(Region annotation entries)
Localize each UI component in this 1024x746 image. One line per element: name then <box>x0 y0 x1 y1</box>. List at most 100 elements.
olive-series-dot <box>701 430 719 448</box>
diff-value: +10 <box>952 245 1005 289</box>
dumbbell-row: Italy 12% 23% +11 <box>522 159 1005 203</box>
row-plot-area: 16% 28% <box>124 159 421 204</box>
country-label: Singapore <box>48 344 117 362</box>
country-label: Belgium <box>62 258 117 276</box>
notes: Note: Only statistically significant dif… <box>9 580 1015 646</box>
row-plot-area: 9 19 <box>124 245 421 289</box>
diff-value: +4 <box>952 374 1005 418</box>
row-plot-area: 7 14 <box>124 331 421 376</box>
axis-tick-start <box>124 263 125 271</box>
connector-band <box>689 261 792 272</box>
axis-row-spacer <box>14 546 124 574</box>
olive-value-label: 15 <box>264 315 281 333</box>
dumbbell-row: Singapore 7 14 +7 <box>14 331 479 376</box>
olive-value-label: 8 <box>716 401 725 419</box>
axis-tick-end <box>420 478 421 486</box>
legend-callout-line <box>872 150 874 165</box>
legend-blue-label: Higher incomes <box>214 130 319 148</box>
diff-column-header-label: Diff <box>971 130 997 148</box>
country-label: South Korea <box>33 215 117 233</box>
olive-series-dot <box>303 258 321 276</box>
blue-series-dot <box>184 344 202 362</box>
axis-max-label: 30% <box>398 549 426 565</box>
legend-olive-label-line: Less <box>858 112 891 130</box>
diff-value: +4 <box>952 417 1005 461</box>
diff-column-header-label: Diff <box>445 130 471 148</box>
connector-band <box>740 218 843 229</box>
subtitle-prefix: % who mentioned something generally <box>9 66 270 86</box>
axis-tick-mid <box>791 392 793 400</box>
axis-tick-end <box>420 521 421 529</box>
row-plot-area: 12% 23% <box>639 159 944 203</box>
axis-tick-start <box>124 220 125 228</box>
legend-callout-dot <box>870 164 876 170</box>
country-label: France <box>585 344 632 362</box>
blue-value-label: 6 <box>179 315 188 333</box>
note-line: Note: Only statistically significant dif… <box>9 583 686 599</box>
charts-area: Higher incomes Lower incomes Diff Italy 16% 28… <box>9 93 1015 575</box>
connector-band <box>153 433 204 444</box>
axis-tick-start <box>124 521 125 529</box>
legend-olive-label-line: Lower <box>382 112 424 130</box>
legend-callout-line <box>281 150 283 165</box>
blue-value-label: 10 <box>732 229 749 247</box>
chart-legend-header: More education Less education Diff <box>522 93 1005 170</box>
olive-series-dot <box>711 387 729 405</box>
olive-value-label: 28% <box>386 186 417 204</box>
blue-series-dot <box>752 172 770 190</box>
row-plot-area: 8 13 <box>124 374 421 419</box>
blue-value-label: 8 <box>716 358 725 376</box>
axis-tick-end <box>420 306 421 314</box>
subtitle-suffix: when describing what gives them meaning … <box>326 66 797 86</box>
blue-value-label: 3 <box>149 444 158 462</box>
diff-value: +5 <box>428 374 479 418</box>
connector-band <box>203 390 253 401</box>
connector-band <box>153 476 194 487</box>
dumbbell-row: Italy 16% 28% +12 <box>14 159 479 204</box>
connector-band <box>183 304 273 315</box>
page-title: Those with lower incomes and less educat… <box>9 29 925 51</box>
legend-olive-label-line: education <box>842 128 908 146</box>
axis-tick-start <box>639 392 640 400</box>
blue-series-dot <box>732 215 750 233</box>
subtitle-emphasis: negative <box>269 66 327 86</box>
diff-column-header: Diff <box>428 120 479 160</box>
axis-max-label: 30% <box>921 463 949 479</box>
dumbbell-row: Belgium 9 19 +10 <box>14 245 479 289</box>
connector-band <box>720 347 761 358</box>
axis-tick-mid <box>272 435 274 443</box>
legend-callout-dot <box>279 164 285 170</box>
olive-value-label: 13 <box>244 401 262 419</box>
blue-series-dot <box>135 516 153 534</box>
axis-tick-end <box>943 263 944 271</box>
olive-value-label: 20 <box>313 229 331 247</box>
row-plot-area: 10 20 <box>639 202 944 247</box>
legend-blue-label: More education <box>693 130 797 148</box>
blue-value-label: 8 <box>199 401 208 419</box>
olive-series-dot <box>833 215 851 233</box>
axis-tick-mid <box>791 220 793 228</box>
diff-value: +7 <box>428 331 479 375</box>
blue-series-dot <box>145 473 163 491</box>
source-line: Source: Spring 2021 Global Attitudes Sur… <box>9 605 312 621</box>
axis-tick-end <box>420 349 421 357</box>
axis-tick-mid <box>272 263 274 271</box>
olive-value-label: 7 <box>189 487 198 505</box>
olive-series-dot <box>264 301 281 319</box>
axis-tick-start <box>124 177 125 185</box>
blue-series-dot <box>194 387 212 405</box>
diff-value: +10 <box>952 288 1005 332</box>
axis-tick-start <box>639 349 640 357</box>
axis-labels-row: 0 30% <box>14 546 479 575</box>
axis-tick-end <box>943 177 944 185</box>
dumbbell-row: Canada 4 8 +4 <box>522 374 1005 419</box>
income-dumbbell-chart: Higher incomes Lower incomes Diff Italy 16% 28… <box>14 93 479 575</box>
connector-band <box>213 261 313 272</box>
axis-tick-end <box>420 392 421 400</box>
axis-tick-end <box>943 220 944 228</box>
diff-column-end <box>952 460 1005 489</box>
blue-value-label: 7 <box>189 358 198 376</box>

**Goal**
Pull out every line of the entries above that contains the string "Singapore".

**Solution to the problem**
country-label: Singapore <box>48 344 117 362</box>
dumbbell-row: Singapore 7 14 +7 <box>14 331 479 376</box>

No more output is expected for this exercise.